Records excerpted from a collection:
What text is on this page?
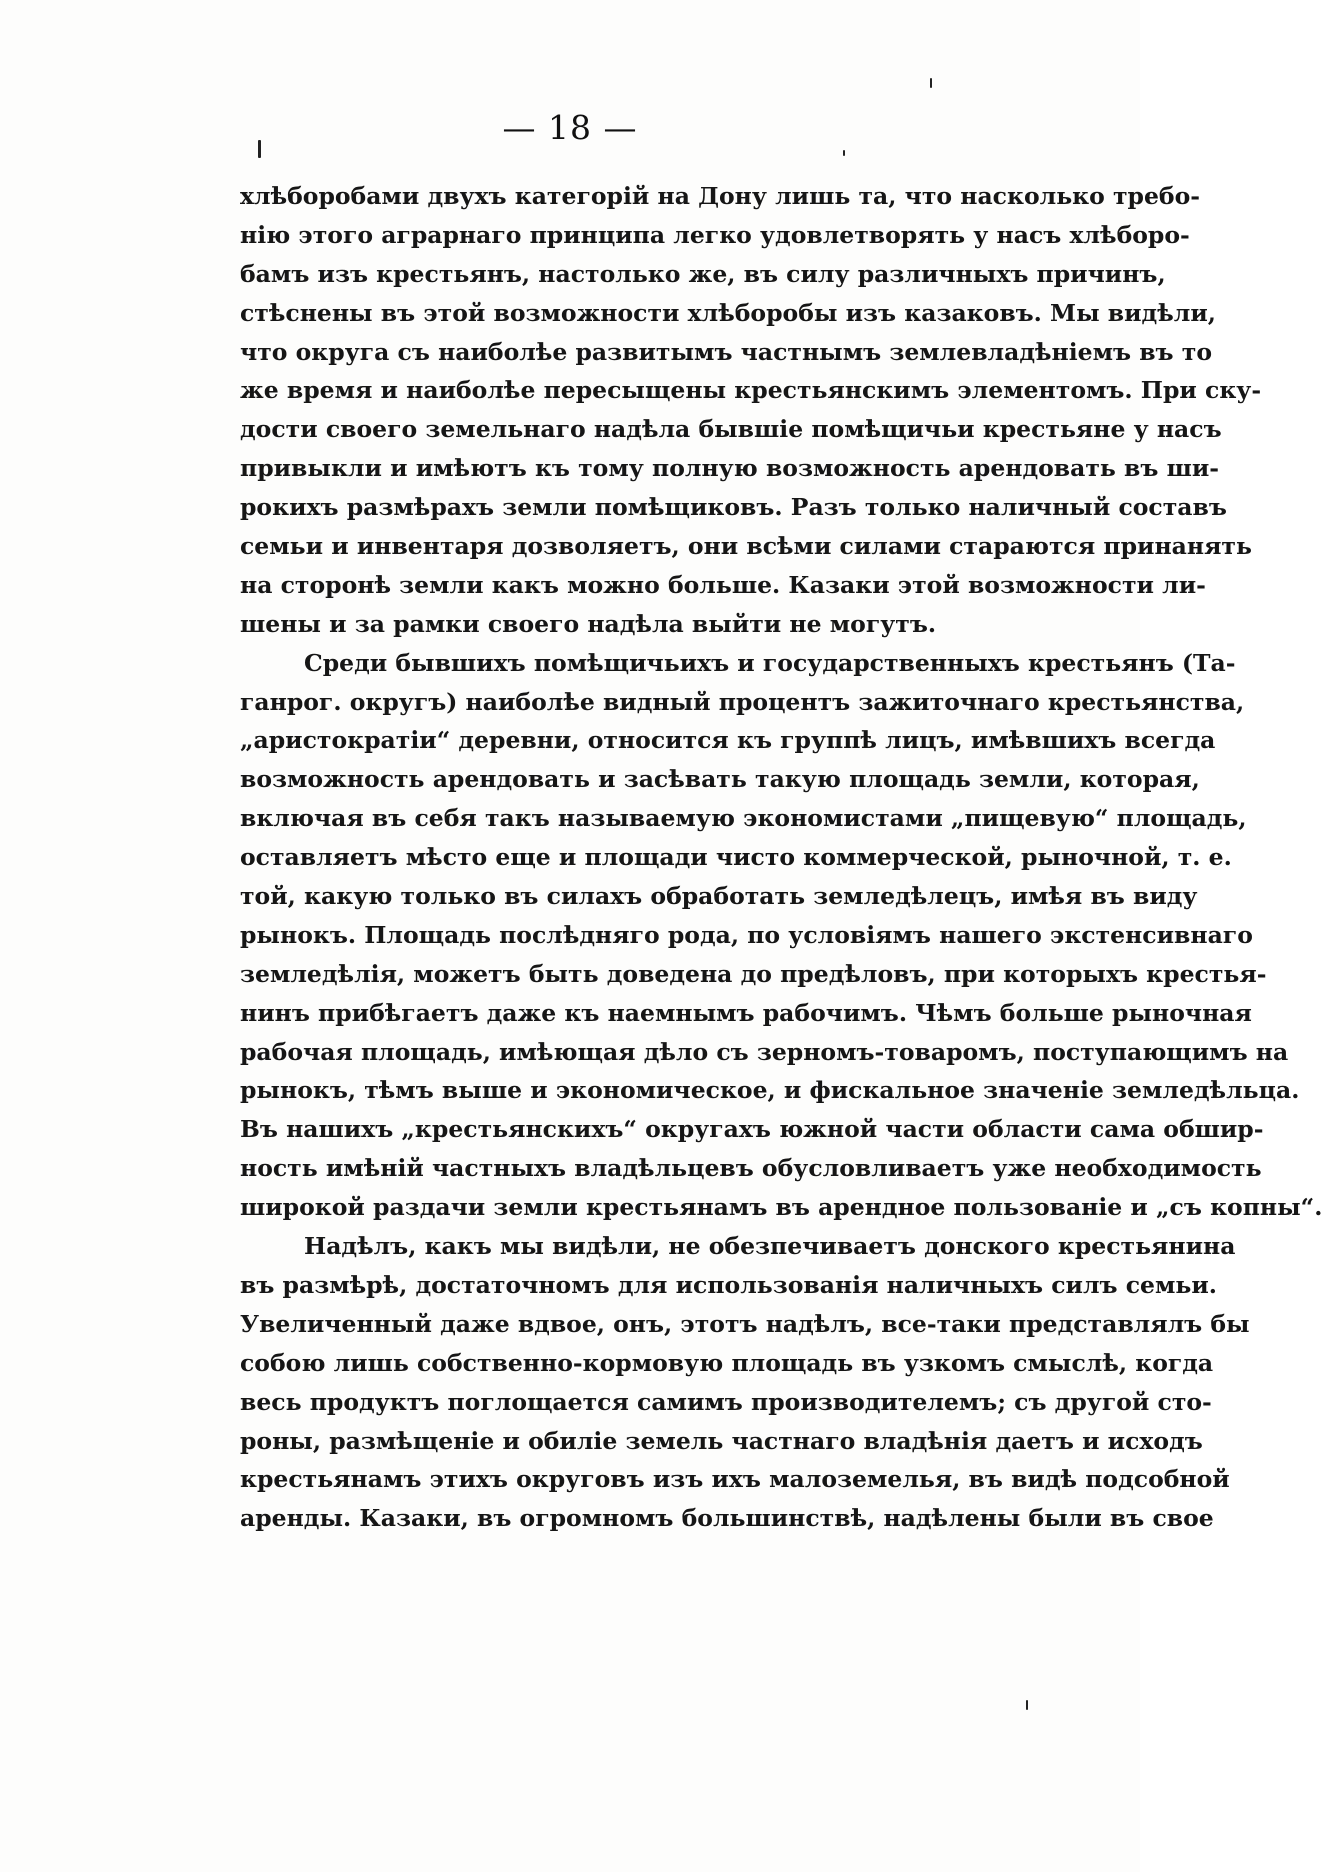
— 18 —
хлѣборобами двухъ категорій на Дону лишь та, что насколько требо-
нію этого аграрнаго принципа легко удовлетворять у насъ хлѣборо-
бамъ изъ крестьянъ, настолько же, въ силу различныхъ причинъ,
стѣснены въ этой возможности хлѣборобы изъ казаковъ. Мы видѣли,
что округа съ наиболѣе развитымъ частнымъ землевладѣніемъ въ то
же время и наиболѣе пересыщены крестьянскимъ элементомъ. При ску-
дости своего земельнаго надѣла бывшіе помѣщичьи крестьяне у насъ
привыкли и имѣютъ къ тому полную возможность арендовать въ ши-
рокихъ размѣрахъ земли помѣщиковъ. Разъ только наличный составъ
семьи и инвентаря дозволяетъ, они всѣми силами стараются принанять
на сторонѣ земли какъ можно больше. Казаки этой возможности ли-
шены и за рамки своего надѣла выйти не могутъ.
Среди бывшихъ помѣщичьихъ и государственныхъ крестьянъ (Та-
ганрог. округъ) наиболѣе видный процентъ зажиточнаго крестьянства,
„аристократіи“ деревни, относится къ группѣ лицъ, имѣвшихъ всегда
возможность арендовать и засѣвать такую площадь земли, которая,
включая въ себя такъ называемую экономистами „пищевую“ площадь,
оставляетъ мѣсто еще и площади чисто коммерческой, рыночной, т. е.
той, какую только въ силахъ обработать земледѣлецъ, имѣя въ виду
рынокъ. Площадь послѣдняго рода, по условіямъ нашего экстенсивнаго
земледѣлія, можетъ быть доведена до предѣловъ, при которыхъ крестья-
нинъ прибѣгаетъ даже къ наемнымъ рабочимъ. Чѣмъ больше рыночная
рабочая площадь, имѣющая дѣло съ зерномъ-товаромъ, поступающимъ на
рынокъ, тѣмъ выше и экономическое, и фискальное значеніе земледѣльца.
Въ нашихъ „крестьянскихъ“ округахъ южной части области сама обшир-
ность имѣній частныхъ владѣльцевъ обусловливаетъ уже необходимость
широкой раздачи земли крестьянамъ въ арендное пользованіе и „съ копны“.
Надѣлъ, какъ мы видѣли, не обезпечиваетъ донского крестьянина
въ размѣрѣ, достаточномъ для использованія наличныхъ силъ семьи.
Увеличенный даже вдвое, онъ, этотъ надѣлъ, все-таки представлялъ бы
собою лишь собственно-кормовую площадь въ узкомъ смыслѣ, когда
весь продуктъ поглощается самимъ производителемъ; съ другой сто-
роны, размѣщеніе и обиліе земель частнаго владѣнія даетъ и исходъ
крестьянамъ этихъ округовъ изъ ихъ малоземелья, въ видѣ подсобной
аренды. Казаки, въ огромномъ большинствѣ, надѣлены были въ свое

* **What the exercise asks**: Write out the full set of lines verbatim, without the pictures.

* **Finished task**:
What text is on this page?
— 18 —
хлѣборобами двухъ категорій на Дону лишь та, что насколько требо-
нію этого аграрнаго принципа легко удовлетворять у насъ хлѣборо-
бамъ изъ крестьянъ, настолько же, въ силу различныхъ причинъ,
стѣснены въ этой возможности хлѣборобы изъ казаковъ. Мы видѣли,
что округа съ наиболѣе развитымъ частнымъ землевладѣніемъ въ то
же время и наиболѣе пересыщены крестьянскимъ элементомъ. При ску-
дости своего земельнаго надѣла бывшіе помѣщичьи крестьяне у насъ
привыкли и имѣютъ къ тому полную возможность арендовать въ ши-
рокихъ размѣрахъ земли помѣщиковъ. Разъ только наличный составъ
семьи и инвентаря дозволяетъ, они всѣми силами стараются принанять
на сторонѣ земли какъ можно больше. Казаки этой возможности ли-
шены и за рамки своего надѣла выйти не могутъ.
Среди бывшихъ помѣщичьихъ и государственныхъ крестьянъ (Та-
ганрог. округъ) наиболѣе видный процентъ зажиточнаго крестьянства,
„аристократіи“ деревни, относится къ группѣ лицъ, имѣвшихъ всегда
возможность арендовать и засѣвать такую площадь земли, которая,
включая въ себя такъ называемую экономистами „пищевую“ площадь,
оставляетъ мѣсто еще и площади чисто коммерческой, рыночной, т. е.
той, какую только въ силахъ обработать земледѣлецъ, имѣя въ виду
рынокъ. Площадь послѣдняго рода, по условіямъ нашего экстенсивнаго
земледѣлія, можетъ быть доведена до предѣловъ, при которыхъ крестья-
нинъ прибѣгаетъ даже къ наемнымъ рабочимъ. Чѣмъ больше рыночная
рабочая площадь, имѣющая дѣло съ зерномъ-товаромъ, поступающимъ на
рынокъ, тѣмъ выше и экономическое, и фискальное значеніе земледѣльца.
Въ нашихъ „крестьянскихъ“ округахъ южной части области сама обшир-
ность имѣній частныхъ владѣльцевъ обусловливаетъ уже необходимость
широкой раздачи земли крестьянамъ въ арендное пользованіе и „съ копны“.
Надѣлъ, какъ мы видѣли, не обезпечиваетъ донского крестьянина
въ размѣрѣ, достаточномъ для использованія наличныхъ силъ семьи.
Увеличенный даже вдвое, онъ, этотъ надѣлъ, все-таки представлялъ бы
собою лишь собственно-кормовую площадь въ узкомъ смыслѣ, когда
весь продуктъ поглощается самимъ производителемъ; съ другой сто-
роны, размѣщеніе и обиліе земель частнаго владѣнія даетъ и исходъ
крестьянамъ этихъ округовъ изъ ихъ малоземелья, въ видѣ подсобной
аренды. Казаки, въ огромномъ большинствѣ, надѣлены были въ свое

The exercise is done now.